■ **TASK REQUIREMENTS**
Copy out the material below line for line, with no changes.
━━━━━━━━━━━━━━━━━━━━━━━━━━━━━━
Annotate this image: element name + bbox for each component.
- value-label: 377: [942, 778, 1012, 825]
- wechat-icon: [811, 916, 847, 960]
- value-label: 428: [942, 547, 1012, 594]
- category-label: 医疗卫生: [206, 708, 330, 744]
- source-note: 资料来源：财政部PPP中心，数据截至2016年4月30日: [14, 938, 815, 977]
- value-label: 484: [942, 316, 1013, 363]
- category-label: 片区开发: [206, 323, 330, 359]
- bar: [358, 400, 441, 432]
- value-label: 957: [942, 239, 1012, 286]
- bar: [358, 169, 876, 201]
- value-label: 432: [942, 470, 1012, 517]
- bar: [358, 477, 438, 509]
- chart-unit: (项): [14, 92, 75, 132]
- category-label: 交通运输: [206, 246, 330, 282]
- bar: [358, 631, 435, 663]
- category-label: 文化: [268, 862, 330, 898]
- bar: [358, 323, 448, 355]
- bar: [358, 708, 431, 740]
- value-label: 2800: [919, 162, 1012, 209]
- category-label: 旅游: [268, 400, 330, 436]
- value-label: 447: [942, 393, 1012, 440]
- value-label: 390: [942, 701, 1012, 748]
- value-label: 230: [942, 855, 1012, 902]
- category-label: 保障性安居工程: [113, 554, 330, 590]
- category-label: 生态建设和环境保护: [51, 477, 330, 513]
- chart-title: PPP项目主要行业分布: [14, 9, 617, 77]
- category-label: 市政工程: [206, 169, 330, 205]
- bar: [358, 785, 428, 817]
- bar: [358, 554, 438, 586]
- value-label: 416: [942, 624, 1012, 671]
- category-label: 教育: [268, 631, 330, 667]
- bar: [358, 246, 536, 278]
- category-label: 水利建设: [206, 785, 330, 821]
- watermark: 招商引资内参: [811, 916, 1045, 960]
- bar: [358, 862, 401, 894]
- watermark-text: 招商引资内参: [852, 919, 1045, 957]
━━━━━━━━━━━━━━━━━━━━━━━━━━━━━━
■ **SOLUTION FOR THIS PROBLEM**
Annotate this image: element name + bbox for each component.
- value-label: 377: [942, 778, 1012, 825]
- wechat-icon: [811, 916, 847, 960]
- value-label: 428: [942, 547, 1012, 594]
- category-label: 医疗卫生: [206, 708, 330, 744]
- source-note: 资料来源：财政部PPP中心，数据截至2016年4月30日: [14, 938, 815, 977]
- value-label: 484: [942, 316, 1013, 363]
- category-label: 片区开发: [206, 323, 330, 359]
- bar: [358, 400, 441, 432]
- value-label: 957: [942, 239, 1012, 286]
- bar: [358, 169, 876, 201]
- value-label: 432: [942, 470, 1012, 517]
- bar: [358, 477, 438, 509]
- chart-unit: (项): [14, 92, 75, 132]
- category-label: 交通运输: [206, 246, 330, 282]
- bar: [358, 631, 435, 663]
- category-label: 文化: [268, 862, 330, 898]
- bar: [358, 323, 448, 355]
- bar: [358, 708, 431, 740]
- value-label: 2800: [919, 162, 1012, 209]
- category-label: 旅游: [268, 400, 330, 436]
- value-label: 447: [942, 393, 1012, 440]
- value-label: 390: [942, 701, 1012, 748]
- value-label: 230: [942, 855, 1012, 902]
- category-label: 保障性安居工程: [113, 554, 330, 590]
- category-label: 生态建设和环境保护: [51, 477, 330, 513]
- chart-title: PPP项目主要行业分布: [14, 9, 617, 77]
- category-label: 市政工程: [206, 169, 330, 205]
- bar: [358, 785, 428, 817]
- bar: [358, 554, 438, 586]
- value-label: 416: [942, 624, 1012, 671]
- category-label: 教育: [268, 631, 330, 667]
- bar: [358, 246, 536, 278]
- category-label: 水利建设: [206, 785, 330, 821]
- watermark: 招商引资内参: [811, 916, 1045, 960]
- bar: [358, 862, 401, 894]
- watermark-text: 招商引资内参: [852, 919, 1045, 957]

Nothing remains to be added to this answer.